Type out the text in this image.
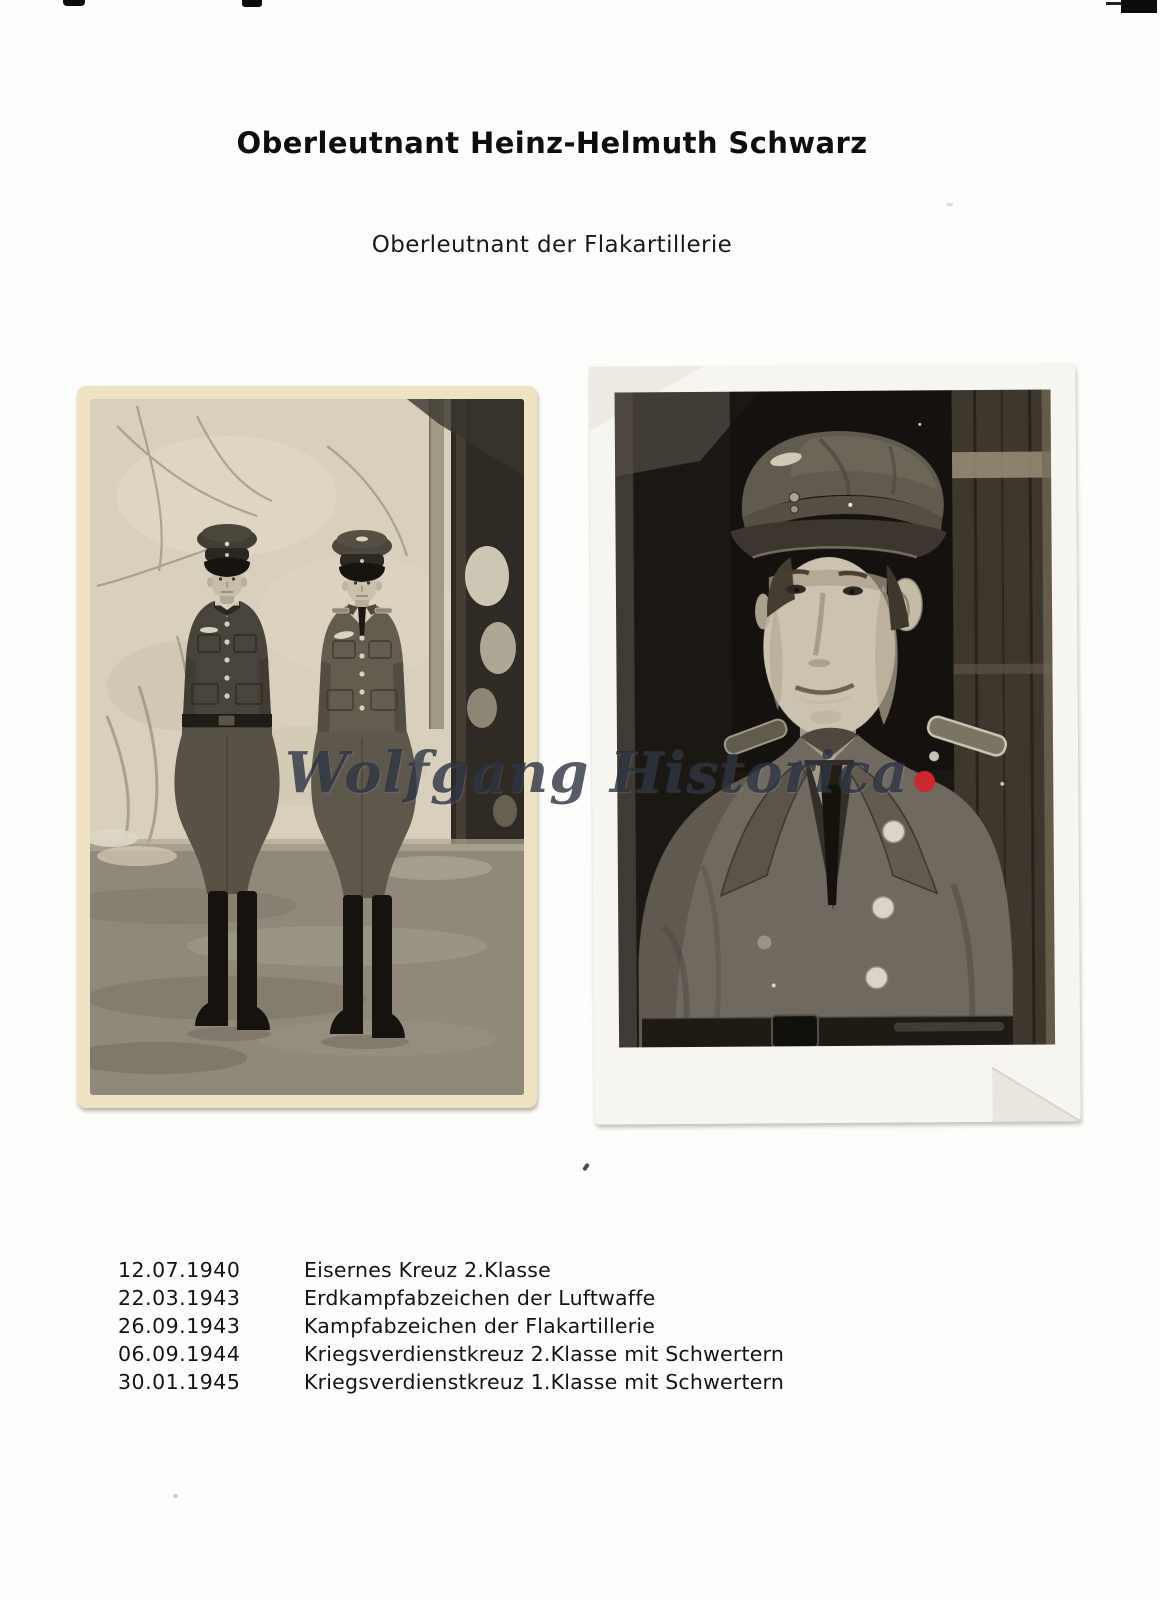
Oberleutnant Heinz-Helmuth Schwarz
Oberleutnant der Flakartillerie
Wolfgang Historica
12.07.1940	Eisernes Kreuz 2.Klasse
22.03.1943	Erdkampfabzeichen der Luftwaffe
26.09.1943	Kampfabzeichen der Flakartillerie
06.09.1944	Kriegsverdienstkreuz 2.Klasse mit Schwertern
30.01.1945	Kriegsverdienstkreuz 1.Klasse mit Schwertern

——

--- Objective ---
Choose all lines containing the string "Klasse" and copy them out.

--- Expected answer ---
12.07.1940	Eisernes Kreuz 2.Klasse
06.09.1944	Kriegsverdienstkreuz 2.Klasse mit Schwertern
30.01.1945	Kriegsverdienstkreuz 1.Klasse mit Schwertern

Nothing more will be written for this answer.